* Begin Task material *

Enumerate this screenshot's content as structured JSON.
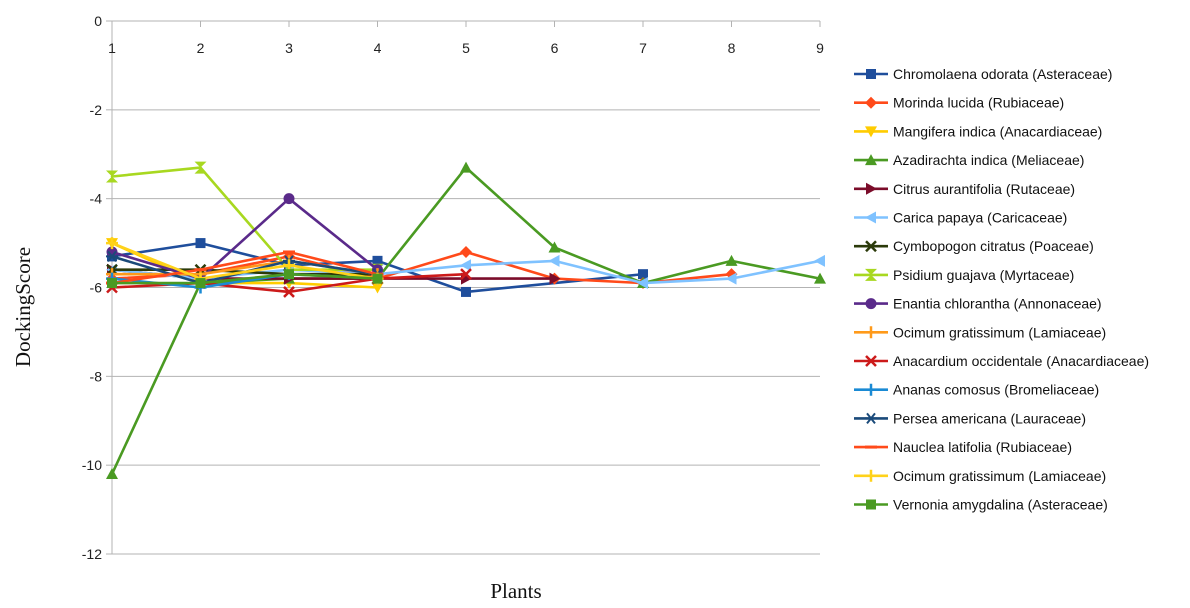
{
  "chart_data": {
    "type": "line",
    "title": "",
    "xlabel": "Plants",
    "ylabel": "DockingScore",
    "x": [
      1,
      2,
      3,
      4,
      5,
      6,
      7,
      8,
      9
    ],
    "x_tick_labels": [
      "1",
      "2",
      "3",
      "4",
      "5",
      "6",
      "7",
      "8",
      "9"
    ],
    "ylim": [
      -12,
      0
    ],
    "y_ticks": [
      0,
      -2,
      -4,
      -6,
      -8,
      -10,
      -12
    ],
    "y_tick_labels": [
      "0",
      "-2",
      "-4",
      "-6",
      "-8",
      "-10",
      "-12"
    ],
    "grid": "horizontal",
    "legend_position": "right",
    "series": [
      {
        "name": "Chromolaena odorata (Asteraceae)",
        "color": "#1f4e9c",
        "marker": "square",
        "values": [
          -5.3,
          -5.0,
          -5.5,
          -5.4,
          -6.1,
          null,
          -5.7,
          null,
          null
        ]
      },
      {
        "name": "Morinda lucida (Rubiaceae)",
        "color": "#ff4a1a",
        "marker": "diamond",
        "values": [
          -5.8,
          -5.7,
          -5.3,
          -5.8,
          -5.2,
          -5.8,
          -5.9,
          -5.7,
          null
        ]
      },
      {
        "name": "Mangifera indica (Anacardiaceae)",
        "color": "#ffcc00",
        "marker": "triangle-down",
        "values": [
          -5.0,
          -5.9,
          -5.9,
          -6.0,
          null,
          null,
          null,
          null,
          null
        ]
      },
      {
        "name": "Azadirachta indica (Meliaceae)",
        "color": "#4a9a22",
        "marker": "triangle-up",
        "values": [
          -10.2,
          -5.9,
          -5.8,
          -5.8,
          -3.3,
          -5.1,
          -5.9,
          -5.4,
          -5.8
        ]
      },
      {
        "name": "Citrus aurantifolia (Rutaceae)",
        "color": "#7b0c2a",
        "marker": "triangle-right",
        "values": [
          -5.6,
          -5.8,
          -5.8,
          -5.8,
          -5.8,
          -5.8,
          null,
          null,
          null
        ]
      },
      {
        "name": "Carica papaya (Caricaceae)",
        "color": "#7fc2ff",
        "marker": "triangle-left",
        "values": [
          -5.6,
          -5.8,
          -5.6,
          -5.7,
          -5.5,
          -5.4,
          -5.9,
          -5.8,
          -5.4
        ]
      },
      {
        "name": "Cymbopogon citratus (Poaceae)",
        "color": "#2b3a0a",
        "marker": "x-mark",
        "values": [
          -5.6,
          -5.6,
          -5.7,
          -5.7,
          null,
          null,
          null,
          null,
          null
        ]
      },
      {
        "name": "Psidium guajava (Myrtaceae)",
        "color": "#a8d820",
        "marker": "hourglass",
        "values": [
          -3.5,
          -3.3,
          -5.6,
          -5.6,
          null,
          null,
          null,
          null,
          null
        ]
      },
      {
        "name": "Enantia chlorantha (Annonaceae)",
        "color": "#5a2a8a",
        "marker": "circle",
        "values": [
          -5.2,
          -5.8,
          -4.0,
          -5.6,
          null,
          null,
          null,
          null,
          null
        ]
      },
      {
        "name": "Ocimum gratissimum (Lamiaceae)",
        "color": "#ff9a1a",
        "marker": "plus",
        "values": [
          -5.7,
          -5.7,
          -5.4,
          -5.7,
          null,
          null,
          null,
          null,
          null
        ]
      },
      {
        "name": "Anacardium occidentale (Anacardiaceae)",
        "color": "#cc1a1a",
        "marker": "x-mark",
        "values": [
          -6.0,
          -5.9,
          -6.1,
          -5.8,
          -5.7,
          null,
          null,
          null,
          null
        ]
      },
      {
        "name": "Ananas comosus (Bromeliaceae)",
        "color": "#1a8ad4",
        "marker": "plus",
        "values": [
          -5.8,
          -6.0,
          -5.7,
          -5.8,
          null,
          null,
          null,
          null,
          null
        ]
      },
      {
        "name": "Persea americana (Lauraceae)",
        "color": "#1a4a7a",
        "marker": "asterisk",
        "values": [
          -5.3,
          -5.9,
          -5.4,
          -5.7,
          null,
          null,
          null,
          null,
          null
        ]
      },
      {
        "name": "Nauclea latifolia (Rubiaceae)",
        "color": "#ff4a1a",
        "marker": "dash",
        "values": [
          -5.9,
          -5.6,
          -5.2,
          -5.7,
          null,
          null,
          null,
          null,
          null
        ]
      },
      {
        "name": "Ocimum gratissimum (Lamiaceae)",
        "color": "#ffd21a",
        "marker": "plus",
        "values": [
          -5.0,
          -5.8,
          -5.5,
          -5.8,
          null,
          null,
          null,
          null,
          null
        ]
      },
      {
        "name": "Vernonia amygdalina (Asteraceae)",
        "color": "#4a9a22",
        "marker": "square",
        "values": [
          -5.9,
          -5.9,
          -5.7,
          -5.8,
          null,
          null,
          null,
          null,
          null
        ]
      }
    ]
  }
}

* End Task material *

_Stated exercise_
Your task is to retype all the entries exactly and leave out any pictures.

_Result of this exercise_
Enumerate this screenshot's content as structured JSON.
{
  "chart_data": {
    "type": "line",
    "title": "",
    "xlabel": "Plants",
    "ylabel": "DockingScore",
    "x": [
      1,
      2,
      3,
      4,
      5,
      6,
      7,
      8,
      9
    ],
    "x_tick_labels": [
      "1",
      "2",
      "3",
      "4",
      "5",
      "6",
      "7",
      "8",
      "9"
    ],
    "ylim": [
      -12,
      0
    ],
    "y_ticks": [
      0,
      -2,
      -4,
      -6,
      -8,
      -10,
      -12
    ],
    "y_tick_labels": [
      "0",
      "-2",
      "-4",
      "-6",
      "-8",
      "-10",
      "-12"
    ],
    "grid": "horizontal",
    "legend_position": "right",
    "series": [
      {
        "name": "Chromolaena odorata (Asteraceae)",
        "color": "#1f4e9c",
        "marker": "square",
        "values": [
          -5.3,
          -5.0,
          -5.5,
          -5.4,
          -6.1,
          null,
          -5.7,
          null,
          null
        ]
      },
      {
        "name": "Morinda lucida (Rubiaceae)",
        "color": "#ff4a1a",
        "marker": "diamond",
        "values": [
          -5.8,
          -5.7,
          -5.3,
          -5.8,
          -5.2,
          -5.8,
          -5.9,
          -5.7,
          null
        ]
      },
      {
        "name": "Mangifera indica (Anacardiaceae)",
        "color": "#ffcc00",
        "marker": "triangle-down",
        "values": [
          -5.0,
          -5.9,
          -5.9,
          -6.0,
          null,
          null,
          null,
          null,
          null
        ]
      },
      {
        "name": "Azadirachta indica (Meliaceae)",
        "color": "#4a9a22",
        "marker": "triangle-up",
        "values": [
          -10.2,
          -5.9,
          -5.8,
          -5.8,
          -3.3,
          -5.1,
          -5.9,
          -5.4,
          -5.8
        ]
      },
      {
        "name": "Citrus aurantifolia (Rutaceae)",
        "color": "#7b0c2a",
        "marker": "triangle-right",
        "values": [
          -5.6,
          -5.8,
          -5.8,
          -5.8,
          -5.8,
          -5.8,
          null,
          null,
          null
        ]
      },
      {
        "name": "Carica papaya (Caricaceae)",
        "color": "#7fc2ff",
        "marker": "triangle-left",
        "values": [
          -5.6,
          -5.8,
          -5.6,
          -5.7,
          -5.5,
          -5.4,
          -5.9,
          -5.8,
          -5.4
        ]
      },
      {
        "name": "Cymbopogon citratus (Poaceae)",
        "color": "#2b3a0a",
        "marker": "x-mark",
        "values": [
          -5.6,
          -5.6,
          -5.7,
          -5.7,
          null,
          null,
          null,
          null,
          null
        ]
      },
      {
        "name": "Psidium guajava (Myrtaceae)",
        "color": "#a8d820",
        "marker": "hourglass",
        "values": [
          -3.5,
          -3.3,
          -5.6,
          -5.6,
          null,
          null,
          null,
          null,
          null
        ]
      },
      {
        "name": "Enantia chlorantha (Annonaceae)",
        "color": "#5a2a8a",
        "marker": "circle",
        "values": [
          -5.2,
          -5.8,
          -4.0,
          -5.6,
          null,
          null,
          null,
          null,
          null
        ]
      },
      {
        "name": "Ocimum gratissimum (Lamiaceae)",
        "color": "#ff9a1a",
        "marker": "plus",
        "values": [
          -5.7,
          -5.7,
          -5.4,
          -5.7,
          null,
          null,
          null,
          null,
          null
        ]
      },
      {
        "name": "Anacardium occidentale (Anacardiaceae)",
        "color": "#cc1a1a",
        "marker": "x-mark",
        "values": [
          -6.0,
          -5.9,
          -6.1,
          -5.8,
          -5.7,
          null,
          null,
          null,
          null
        ]
      },
      {
        "name": "Ananas comosus (Bromeliaceae)",
        "color": "#1a8ad4",
        "marker": "plus",
        "values": [
          -5.8,
          -6.0,
          -5.7,
          -5.8,
          null,
          null,
          null,
          null,
          null
        ]
      },
      {
        "name": "Persea americana (Lauraceae)",
        "color": "#1a4a7a",
        "marker": "asterisk",
        "values": [
          -5.3,
          -5.9,
          -5.4,
          -5.7,
          null,
          null,
          null,
          null,
          null
        ]
      },
      {
        "name": "Nauclea latifolia (Rubiaceae)",
        "color": "#ff4a1a",
        "marker": "dash",
        "values": [
          -5.9,
          -5.6,
          -5.2,
          -5.7,
          null,
          null,
          null,
          null,
          null
        ]
      },
      {
        "name": "Ocimum gratissimum (Lamiaceae)",
        "color": "#ffd21a",
        "marker": "plus",
        "values": [
          -5.0,
          -5.8,
          -5.5,
          -5.8,
          null,
          null,
          null,
          null,
          null
        ]
      },
      {
        "name": "Vernonia amygdalina (Asteraceae)",
        "color": "#4a9a22",
        "marker": "square",
        "values": [
          -5.9,
          -5.9,
          -5.7,
          -5.8,
          null,
          null,
          null,
          null,
          null
        ]
      }
    ]
  }
}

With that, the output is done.